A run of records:

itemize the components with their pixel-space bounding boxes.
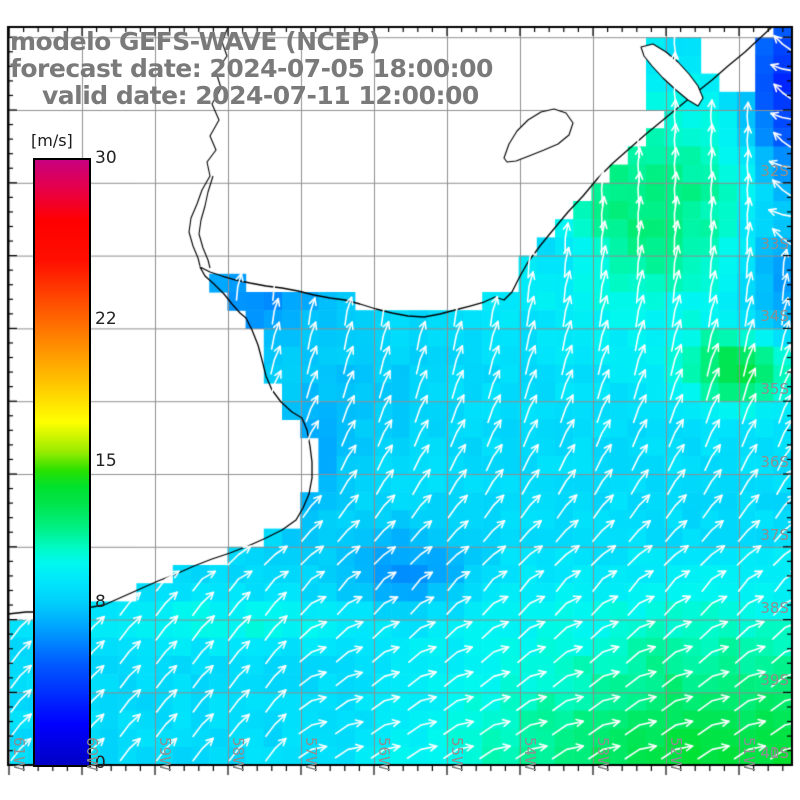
lon-label: 58W: [229, 737, 247, 771]
lon-label: 55W: [448, 737, 466, 771]
lat-label: 34S: [760, 307, 789, 326]
lat-label: 38S: [760, 598, 789, 617]
lat-label: 37S: [760, 525, 789, 544]
lat-label: 33S: [760, 234, 789, 253]
lon-label: 52W: [667, 737, 685, 771]
lon-label: 61W: [10, 737, 28, 771]
lon-label: 53W: [594, 737, 612, 771]
lat-label: 39S: [760, 671, 789, 690]
lon-label: 59W: [156, 737, 174, 771]
colorbar-tick-label: 22: [95, 309, 117, 330]
lon-label: 60W: [83, 737, 101, 771]
lon-label: 56W: [375, 737, 393, 771]
lat-label: 40S: [760, 744, 789, 762]
lon-label: 57W: [302, 737, 320, 771]
lon-label: 51W: [740, 737, 758, 771]
colorbar-gradient: [33, 158, 91, 767]
lat-label: 32S: [760, 161, 789, 180]
colorbar-tick-label: 15: [95, 450, 117, 471]
lon-label: 54W: [521, 737, 539, 771]
colorbar-tick-label: 8: [95, 591, 106, 612]
lat-label: 36S: [760, 453, 789, 471]
lat-label: 41S: [760, 744, 789, 762]
lat-label: 35S: [760, 380, 789, 399]
colorbar-tick-label: 30: [95, 148, 117, 168]
colorbar-tick-label: 0: [95, 753, 106, 773]
colorbar-unit-label: [m/s]: [31, 131, 73, 150]
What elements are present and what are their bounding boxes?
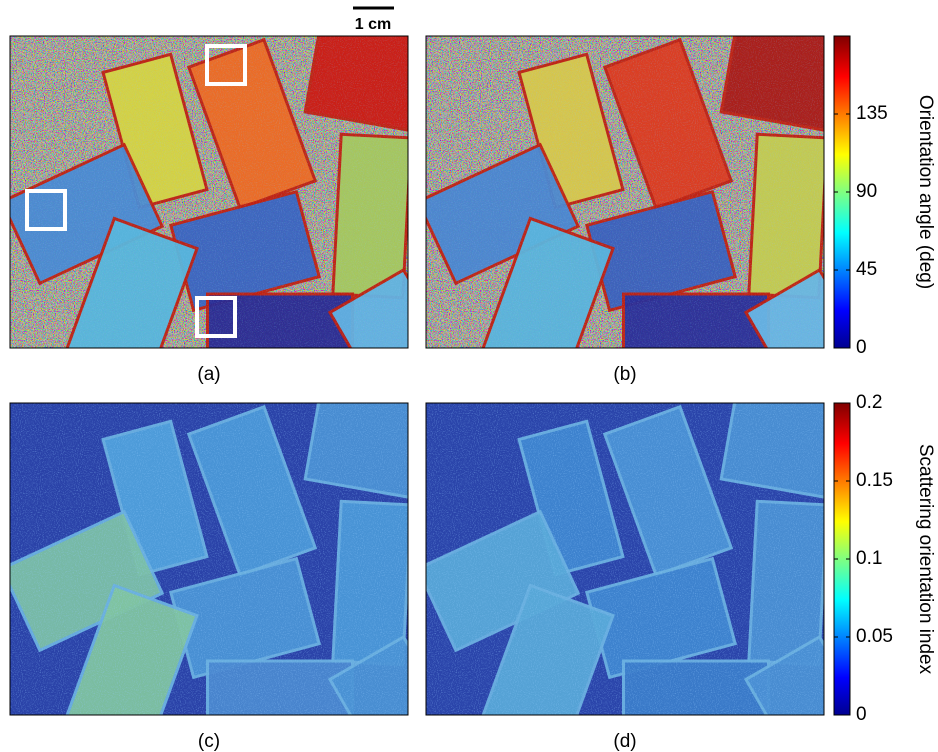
- image-panel: [418, 385, 862, 752]
- colorbar-tick-label: 0.2: [856, 392, 882, 413]
- image: [2, 385, 446, 752]
- colorbar-tick-label: 0: [856, 704, 867, 725]
- colorbar-tick-label: 135: [856, 103, 888, 124]
- panel-label: (d): [613, 731, 636, 752]
- panel-label: (a): [197, 364, 220, 385]
- image-panel: [418, 18, 862, 389]
- fine-noise: [426, 36, 824, 348]
- panel-label: (c): [198, 731, 220, 752]
- image-panel: [2, 18, 446, 389]
- image: [2, 18, 446, 389]
- page: 1 cm (a) (b) (c) (d) 0 45 90 135 Orientation ang…: [0, 0, 938, 752]
- colorbar-label: Scattering orientation index: [915, 444, 936, 675]
- panel-label: (b): [613, 364, 636, 385]
- colorbar-tick-label: 0.15: [856, 470, 893, 491]
- image-panel: [2, 385, 446, 752]
- scale-bar-label: 1 cm: [355, 16, 391, 33]
- colorbar-tick-label: 0: [856, 337, 867, 358]
- image: [418, 385, 862, 752]
- fine-noise: [426, 403, 824, 715]
- colorbar-tick-label: 0.05: [856, 626, 893, 647]
- fine-noise: [10, 403, 408, 715]
- colorbar-tick-label: 90: [856, 181, 877, 202]
- colorbar-tick-label: 0.1: [856, 548, 882, 569]
- colorbar-label: Orientation angle (deg): [915, 95, 936, 289]
- figure: 1 cm (a) (b) (c) (d) 0 45 90 135 Orientation ang…: [0, 0, 938, 752]
- image: [418, 18, 862, 389]
- colorbar-tick-label: 45: [856, 259, 877, 280]
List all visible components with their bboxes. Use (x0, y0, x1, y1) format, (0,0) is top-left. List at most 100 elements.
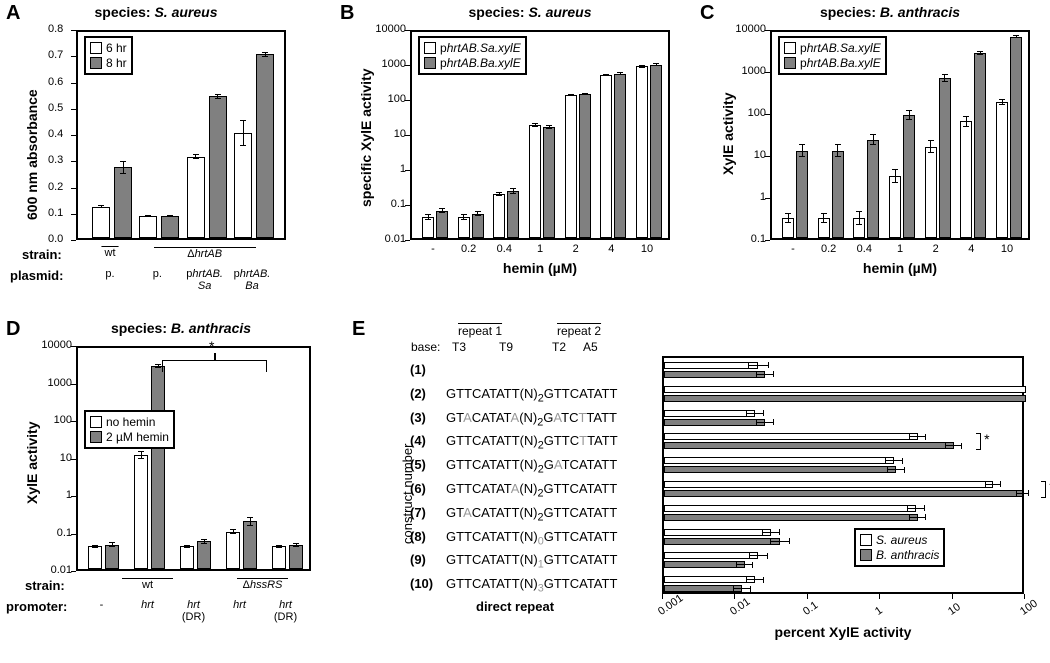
error-cap (925, 434, 926, 440)
panel-C-chart: phrtAB.Sa.xylE phrtAB.Ba.xylE (770, 30, 1030, 240)
bar (529, 125, 541, 238)
error-cap (532, 123, 538, 124)
error-cap (928, 140, 934, 141)
construct-number: (9) (410, 552, 426, 567)
error-cap (779, 529, 780, 535)
error-cap (835, 156, 841, 157)
ytick: 1000 (36, 377, 72, 389)
repeat1-label: repeat 1 (458, 324, 502, 338)
error-cap (1028, 490, 1029, 496)
panel-B-legend: phrtAB.Sa.xylE phrtAB.Ba.xylE (418, 36, 527, 75)
bar (105, 545, 119, 569)
error-cap (167, 215, 173, 216)
ytick: 10000 (36, 339, 72, 351)
error-bar (895, 169, 896, 184)
error-cap (145, 215, 151, 216)
tick-line (71, 161, 76, 162)
error-cap (763, 410, 764, 416)
bar (664, 442, 954, 449)
bar (289, 545, 303, 569)
sequence: GTACATATA(N)2GATCTTATT (446, 410, 617, 429)
error-cap (773, 419, 774, 425)
error-cap (439, 208, 445, 209)
xtick: 1 (526, 243, 554, 255)
sig-bracket (1041, 481, 1046, 498)
error-bar (909, 436, 926, 437)
legend-swatch-white (784, 42, 796, 54)
xtick: 1 (873, 604, 885, 617)
legend-swatch-gray (784, 57, 796, 69)
ytick: 1 (732, 191, 766, 203)
error-cap (439, 212, 445, 213)
xtick: 0.01 (728, 596, 752, 618)
error-bar (756, 422, 773, 423)
panel-D-legend: no hemin 2 µM hemin (84, 410, 175, 449)
bar (197, 541, 211, 569)
construct-number: (1) (410, 362, 426, 377)
legend-label: 2 µM hemin (106, 430, 169, 444)
bar (867, 140, 879, 238)
error-cap (109, 542, 115, 543)
error-cap (193, 158, 199, 159)
tick-line (71, 30, 76, 31)
construct-number: (6) (410, 481, 426, 496)
panel-C-legend: phrtAB.Sa.xylE phrtAB.Ba.xylE (778, 36, 887, 75)
bar (664, 433, 918, 440)
legend-swatch-gray (90, 57, 102, 69)
error-cap (496, 195, 502, 196)
error-cap (546, 128, 552, 129)
error-cap (928, 152, 934, 153)
ytick: 0.3 (48, 154, 63, 166)
tick-line (71, 83, 76, 84)
error-cap (887, 467, 888, 473)
error-cap (961, 443, 962, 449)
error-cap (617, 74, 623, 75)
error-cap (767, 553, 768, 559)
error-cap (639, 65, 645, 66)
xtick: 0.4 (490, 243, 518, 255)
bar (664, 466, 896, 473)
error-cap (942, 81, 948, 82)
legend-label: phrtAB.Sa.xylE (440, 41, 521, 55)
error-bar (859, 211, 860, 226)
error-cap (945, 443, 946, 449)
ytick: 10 (732, 149, 766, 161)
tick-line (662, 594, 663, 599)
tick-line (405, 205, 410, 206)
error-cap (904, 467, 905, 473)
error-cap (510, 188, 516, 189)
error-cap (985, 481, 986, 487)
plasmid-label: phrtAB.Sa (179, 268, 231, 292)
error-cap (821, 213, 827, 214)
error-cap (885, 458, 886, 464)
strain-row-label: strain: (22, 247, 62, 262)
bar (664, 410, 755, 417)
bar (209, 96, 227, 238)
tick-line (71, 214, 76, 215)
promoter-label: hrt (128, 599, 168, 611)
xtick: 2 (922, 243, 950, 255)
base-pos: T9 (499, 340, 513, 354)
error-cap (789, 538, 790, 544)
error-cap (215, 98, 221, 99)
sig-bracket (976, 433, 981, 450)
bar (114, 167, 132, 238)
error-cap (892, 182, 898, 183)
bar (636, 66, 648, 238)
sequence: GTACATATT(N)2GTTCATATT (446, 505, 617, 524)
error-cap (907, 505, 908, 511)
error-bar (746, 579, 764, 580)
error-bar (907, 508, 925, 509)
error-cap (568, 95, 574, 96)
error-cap (240, 120, 246, 121)
error-cap (733, 586, 734, 592)
ytick: 0.6 (48, 76, 63, 88)
base-pos: T3 (452, 340, 466, 354)
error-cap (201, 543, 207, 544)
error-cap (785, 213, 791, 214)
legend-swatch-white (424, 42, 436, 54)
ytick: 10000 (732, 23, 766, 35)
plasmid-label: p. (131, 268, 183, 280)
error-cap (749, 553, 750, 559)
error-cap (963, 126, 969, 127)
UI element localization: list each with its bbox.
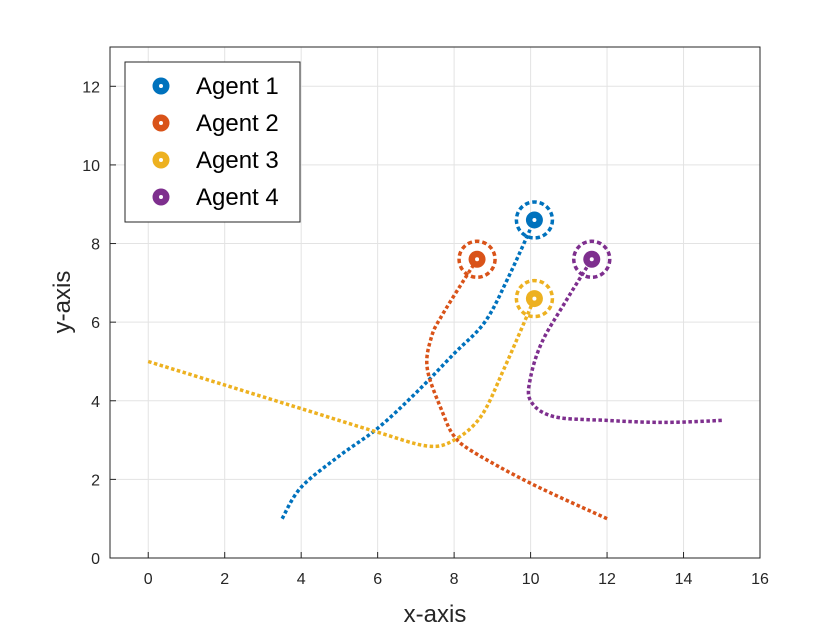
- x-tick-label: 4: [297, 571, 306, 588]
- tick-labels: 0 2 4 6 8 10 12 14 16 0 2 4 6 8 10 12: [82, 79, 769, 588]
- legend-label: Agent 3: [196, 147, 279, 174]
- agent-4-radius-ring: [572, 239, 612, 280]
- x-tick-label: 6: [373, 571, 382, 588]
- legend: Agent 1 Agent 2 Agent 3 Agent 4: [124, 61, 301, 223]
- legend-label: Agent 4: [196, 184, 279, 211]
- legend-item: Agent 3: [152, 147, 279, 174]
- x-tick-label: 8: [450, 571, 459, 588]
- legend-label: Agent 1: [196, 73, 279, 100]
- agent-2-radius-ring: [457, 239, 497, 280]
- agent-1-marker-center: [532, 217, 537, 222]
- legend-marker-center: [159, 195, 163, 199]
- agent-3-series: [147, 278, 555, 449]
- agent-3-marker-center: [532, 296, 537, 301]
- plot-frame: [109, 46, 761, 559]
- agent-1-radius-ring: [514, 200, 555, 240]
- x-tick-label: 2: [220, 571, 229, 588]
- x-tick-label: 12: [598, 571, 616, 588]
- y-tick-label: 2: [91, 472, 100, 489]
- x-tick-label: 16: [751, 571, 769, 588]
- legend-marker-center: [159, 158, 163, 162]
- legend-marker-center: [159, 84, 163, 88]
- legend-item: Agent 2: [152, 110, 279, 137]
- y-tick-label: 6: [91, 315, 100, 332]
- agent-4-series: [526, 239, 722, 425]
- y-tick-label: 4: [91, 394, 100, 411]
- agent-2-series: [425, 239, 608, 521]
- agent-4-trajectory: [526, 258, 722, 425]
- y-tick-label: 12: [82, 79, 100, 96]
- x-tick-label: 14: [675, 571, 693, 588]
- agent-4-marker-center: [589, 257, 594, 262]
- agent-2-marker-center: [475, 257, 480, 262]
- y-axis-label: y-axis: [49, 271, 76, 334]
- y-tick-label: 0: [91, 551, 100, 568]
- legend-item: Agent 1: [152, 73, 279, 100]
- agent-1-series: [280, 200, 555, 520]
- agent-2-trajectory: [425, 258, 608, 521]
- legend-label: Agent 2: [196, 110, 279, 137]
- x-tick-label: 10: [522, 571, 540, 588]
- legend-marker-center: [159, 121, 163, 125]
- y-tick-label: 10: [82, 158, 100, 175]
- legend-item: Agent 4: [152, 184, 279, 211]
- x-tick-label: 0: [144, 571, 153, 588]
- y-tick-label: 8: [91, 237, 100, 254]
- x-axis-label: x-axis: [404, 601, 467, 628]
- series-layer: [147, 200, 722, 521]
- agent-3-trajectory: [147, 297, 537, 449]
- agent-3-radius-ring: [514, 278, 555, 319]
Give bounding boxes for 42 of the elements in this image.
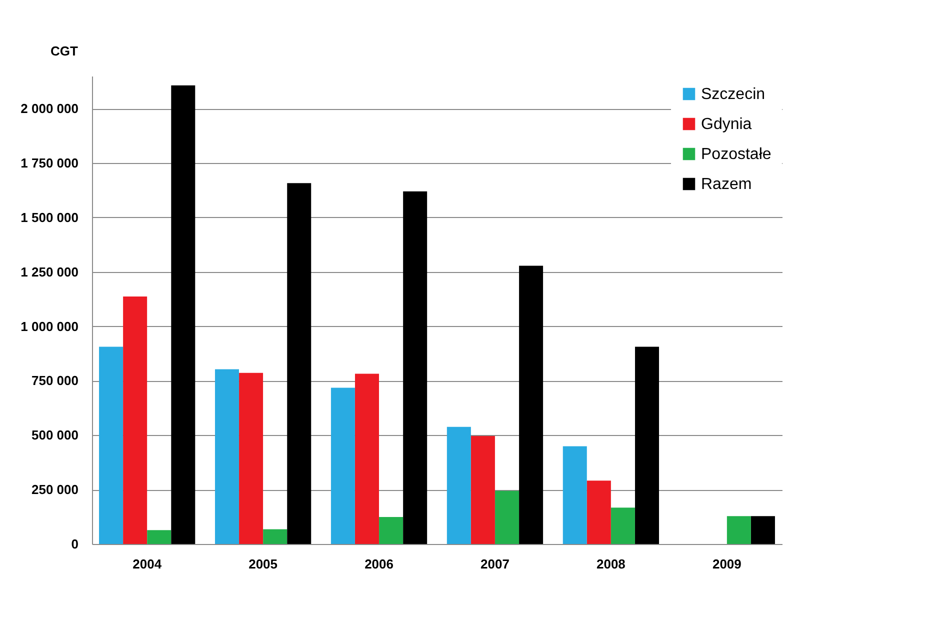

Problem requirements:
Rewrite everything from the line containing "error-cap (925, 434, 926, 440)" down to the line containing "error-cap (773, 419, 774, 425)", putting "y-tick" wherever "ytick" appears and leaving all else unchanged.

Exercise response:
error-cap (925, 434, 926, 440)
panel-C-chart: phrtAB.Sa.xylE phrtAB.Ba.xylE (770, 30, 1030, 240)
bar (529, 125, 541, 238)
error-cap (532, 123, 538, 124)
error-cap (928, 140, 934, 141)
construct-number: (9) (410, 552, 426, 567)
error-cap (779, 529, 780, 535)
error-cap (835, 156, 841, 157)
y-tick: 1000 (36, 377, 72, 389)
repeat1-label: repeat 1 (458, 324, 502, 338)
error-cap (1028, 490, 1029, 496)
panel-B-legend: phrtAB.Sa.xylE phrtAB.Ba.xylE (418, 36, 527, 75)
bar (105, 545, 119, 569)
error-cap (167, 215, 173, 216)
y-tick: 10000 (36, 339, 72, 351)
error-bar (895, 169, 896, 184)
error-cap (145, 215, 151, 216)
tick-line (71, 161, 76, 162)
error-cap (763, 410, 764, 416)
bar (664, 442, 954, 449)
bar (289, 545, 303, 569)
sequence: GTACATATA(N)2GATCTTATT (446, 410, 617, 429)
error-cap (773, 419, 774, 425)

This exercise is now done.